Output every line below exactly.

── Raw records ──

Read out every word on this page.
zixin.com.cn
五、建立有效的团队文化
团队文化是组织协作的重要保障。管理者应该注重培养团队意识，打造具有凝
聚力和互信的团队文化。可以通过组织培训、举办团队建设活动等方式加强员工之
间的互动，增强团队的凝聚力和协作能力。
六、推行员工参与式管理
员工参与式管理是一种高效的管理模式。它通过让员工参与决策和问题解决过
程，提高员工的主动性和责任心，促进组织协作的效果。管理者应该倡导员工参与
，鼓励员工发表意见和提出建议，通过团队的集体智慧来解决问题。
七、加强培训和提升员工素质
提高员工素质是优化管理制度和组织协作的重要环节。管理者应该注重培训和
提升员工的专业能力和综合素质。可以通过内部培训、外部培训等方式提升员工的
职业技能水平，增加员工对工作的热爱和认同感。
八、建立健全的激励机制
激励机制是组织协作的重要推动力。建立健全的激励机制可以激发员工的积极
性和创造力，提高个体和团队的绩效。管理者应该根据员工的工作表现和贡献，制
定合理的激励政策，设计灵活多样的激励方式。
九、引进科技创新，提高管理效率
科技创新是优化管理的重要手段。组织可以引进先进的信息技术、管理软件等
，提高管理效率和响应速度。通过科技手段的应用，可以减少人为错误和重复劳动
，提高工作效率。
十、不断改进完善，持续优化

───

- [Solved exercise]:
Read out every word on this page.
zixin.com.cn
五、建立有效的团队文化
团队文化是组织协作的重要保障。管理者应该注重培养团队意识，打造具有凝
聚力和互信的团队文化。可以通过组织培训、举办团队建设活动等方式加强员工之
间的互动，增强团队的凝聚力和协作能力。
六、推行员工参与式管理
员工参与式管理是一种高效的管理模式。它通过让员工参与决策和问题解决过
程，提高员工的主动性和责任心，促进组织协作的效果。管理者应该倡导员工参与
，鼓励员工发表意见和提出建议，通过团队的集体智慧来解决问题。
七、加强培训和提升员工素质
提高员工素质是优化管理制度和组织协作的重要环节。管理者应该注重培训和
提升员工的专业能力和综合素质。可以通过内部培训、外部培训等方式提升员工的
职业技能水平，增加员工对工作的热爱和认同感。
八、建立健全的激励机制
激励机制是组织协作的重要推动力。建立健全的激励机制可以激发员工的积极
性和创造力，提高个体和团队的绩效。管理者应该根据员工的工作表现和贡献，制
定合理的激励政策，设计灵活多样的激励方式。
九、引进科技创新，提高管理效率
科技创新是优化管理的重要手段。组织可以引进先进的信息技术、管理软件等
，提高管理效率和响应速度。通过科技手段的应用，可以减少人为错误和重复劳动
，提高工作效率。
十、不断改进完善，持续优化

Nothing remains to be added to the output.